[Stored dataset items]
***
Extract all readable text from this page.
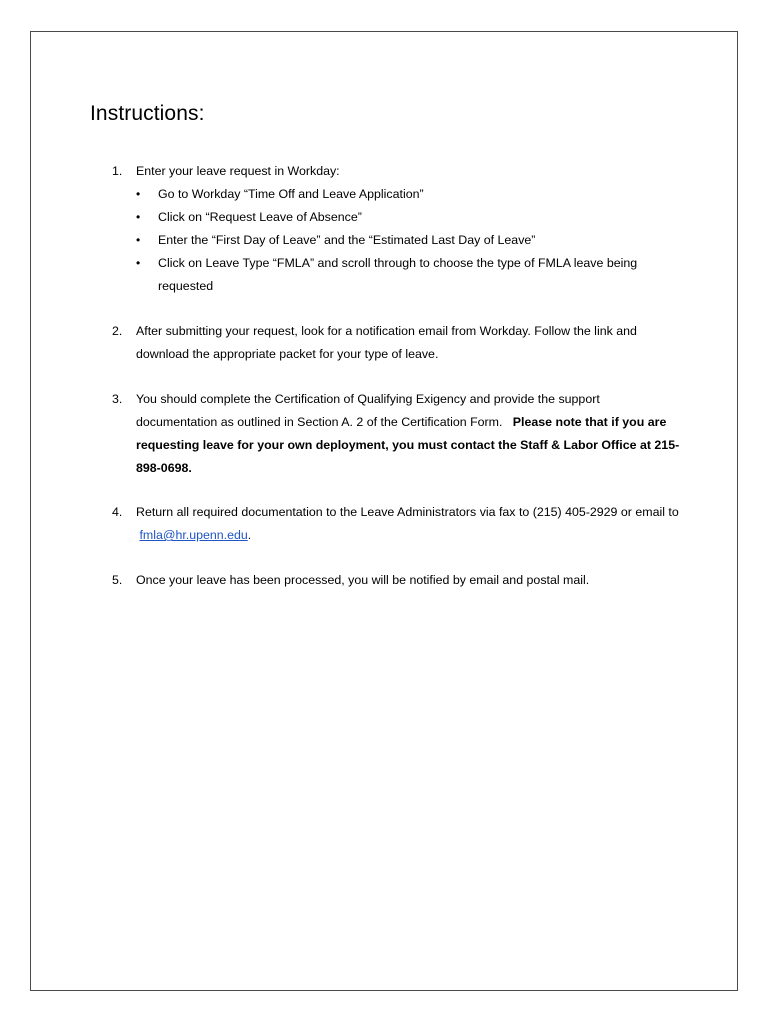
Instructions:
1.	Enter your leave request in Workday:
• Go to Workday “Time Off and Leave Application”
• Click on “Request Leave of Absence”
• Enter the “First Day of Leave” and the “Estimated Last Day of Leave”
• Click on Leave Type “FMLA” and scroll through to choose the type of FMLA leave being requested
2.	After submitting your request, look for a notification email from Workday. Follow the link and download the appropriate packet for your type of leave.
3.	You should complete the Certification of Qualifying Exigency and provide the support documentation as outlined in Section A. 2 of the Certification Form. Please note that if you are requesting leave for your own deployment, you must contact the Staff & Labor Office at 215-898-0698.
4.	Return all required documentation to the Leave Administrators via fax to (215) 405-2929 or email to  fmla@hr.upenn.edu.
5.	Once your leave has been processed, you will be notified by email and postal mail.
***
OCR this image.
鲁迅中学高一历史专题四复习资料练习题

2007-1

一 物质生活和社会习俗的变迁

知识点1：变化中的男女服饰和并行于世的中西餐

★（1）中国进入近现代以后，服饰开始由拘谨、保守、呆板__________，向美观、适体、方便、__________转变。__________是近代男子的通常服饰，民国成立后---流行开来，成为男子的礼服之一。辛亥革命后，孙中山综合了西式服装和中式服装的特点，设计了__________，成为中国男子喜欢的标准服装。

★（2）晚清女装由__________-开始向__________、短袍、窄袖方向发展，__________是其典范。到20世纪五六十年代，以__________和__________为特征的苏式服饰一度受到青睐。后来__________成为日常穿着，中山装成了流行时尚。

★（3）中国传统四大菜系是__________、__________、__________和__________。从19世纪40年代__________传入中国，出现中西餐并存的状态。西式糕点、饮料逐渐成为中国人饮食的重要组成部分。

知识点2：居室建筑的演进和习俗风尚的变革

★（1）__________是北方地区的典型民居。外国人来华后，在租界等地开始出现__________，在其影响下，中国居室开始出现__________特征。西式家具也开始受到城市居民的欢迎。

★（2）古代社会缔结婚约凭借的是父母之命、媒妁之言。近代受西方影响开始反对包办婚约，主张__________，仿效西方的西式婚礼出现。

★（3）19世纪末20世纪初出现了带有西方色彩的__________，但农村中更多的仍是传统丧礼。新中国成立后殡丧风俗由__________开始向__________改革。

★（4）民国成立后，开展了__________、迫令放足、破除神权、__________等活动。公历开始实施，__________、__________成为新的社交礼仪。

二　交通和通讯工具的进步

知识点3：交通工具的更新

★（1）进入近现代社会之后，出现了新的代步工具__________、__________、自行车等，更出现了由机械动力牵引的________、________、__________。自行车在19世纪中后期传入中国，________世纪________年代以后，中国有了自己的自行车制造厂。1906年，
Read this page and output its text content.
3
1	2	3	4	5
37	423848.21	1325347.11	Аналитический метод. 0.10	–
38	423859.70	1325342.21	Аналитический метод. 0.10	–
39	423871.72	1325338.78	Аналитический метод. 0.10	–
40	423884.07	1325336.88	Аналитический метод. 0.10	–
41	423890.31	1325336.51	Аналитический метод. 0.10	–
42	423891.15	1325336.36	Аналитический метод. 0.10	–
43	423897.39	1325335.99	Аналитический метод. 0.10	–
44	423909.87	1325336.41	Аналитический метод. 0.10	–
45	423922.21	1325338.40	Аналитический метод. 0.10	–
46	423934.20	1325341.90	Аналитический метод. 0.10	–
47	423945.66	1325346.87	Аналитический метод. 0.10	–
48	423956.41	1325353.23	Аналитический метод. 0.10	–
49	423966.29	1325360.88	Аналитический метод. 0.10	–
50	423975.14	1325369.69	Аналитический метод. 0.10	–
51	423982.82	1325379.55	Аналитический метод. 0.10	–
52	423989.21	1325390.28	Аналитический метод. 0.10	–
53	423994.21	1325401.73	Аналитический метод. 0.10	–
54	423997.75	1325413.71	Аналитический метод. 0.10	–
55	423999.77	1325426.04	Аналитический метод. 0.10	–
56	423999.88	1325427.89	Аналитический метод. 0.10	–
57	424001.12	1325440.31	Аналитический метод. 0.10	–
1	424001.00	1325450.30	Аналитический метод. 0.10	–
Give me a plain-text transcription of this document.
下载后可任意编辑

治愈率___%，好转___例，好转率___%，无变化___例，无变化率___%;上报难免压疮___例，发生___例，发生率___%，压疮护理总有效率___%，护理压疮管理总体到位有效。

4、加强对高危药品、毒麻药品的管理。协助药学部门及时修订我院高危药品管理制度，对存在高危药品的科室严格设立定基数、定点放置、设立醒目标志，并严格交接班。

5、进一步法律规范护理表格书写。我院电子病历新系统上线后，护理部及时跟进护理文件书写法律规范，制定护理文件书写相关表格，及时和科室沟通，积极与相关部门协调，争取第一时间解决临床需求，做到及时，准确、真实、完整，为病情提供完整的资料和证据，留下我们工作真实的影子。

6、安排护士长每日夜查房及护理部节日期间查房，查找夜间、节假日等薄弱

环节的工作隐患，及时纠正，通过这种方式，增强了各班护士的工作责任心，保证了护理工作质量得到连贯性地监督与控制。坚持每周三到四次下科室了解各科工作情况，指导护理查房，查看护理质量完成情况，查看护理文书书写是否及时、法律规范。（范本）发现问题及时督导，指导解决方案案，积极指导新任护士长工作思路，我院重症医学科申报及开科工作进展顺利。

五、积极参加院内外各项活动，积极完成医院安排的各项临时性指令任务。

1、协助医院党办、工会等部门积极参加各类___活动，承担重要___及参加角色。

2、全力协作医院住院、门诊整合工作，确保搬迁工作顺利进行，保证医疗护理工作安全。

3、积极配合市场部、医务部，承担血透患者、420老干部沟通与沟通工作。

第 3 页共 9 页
***
# [STATED PROBLEM]
Which lines hold the string "page"? Copy all of them from the data above.

# [SOLUTION TO THIS EXERCISE]
Extract all readable text from this page.
Read this page and output its text content.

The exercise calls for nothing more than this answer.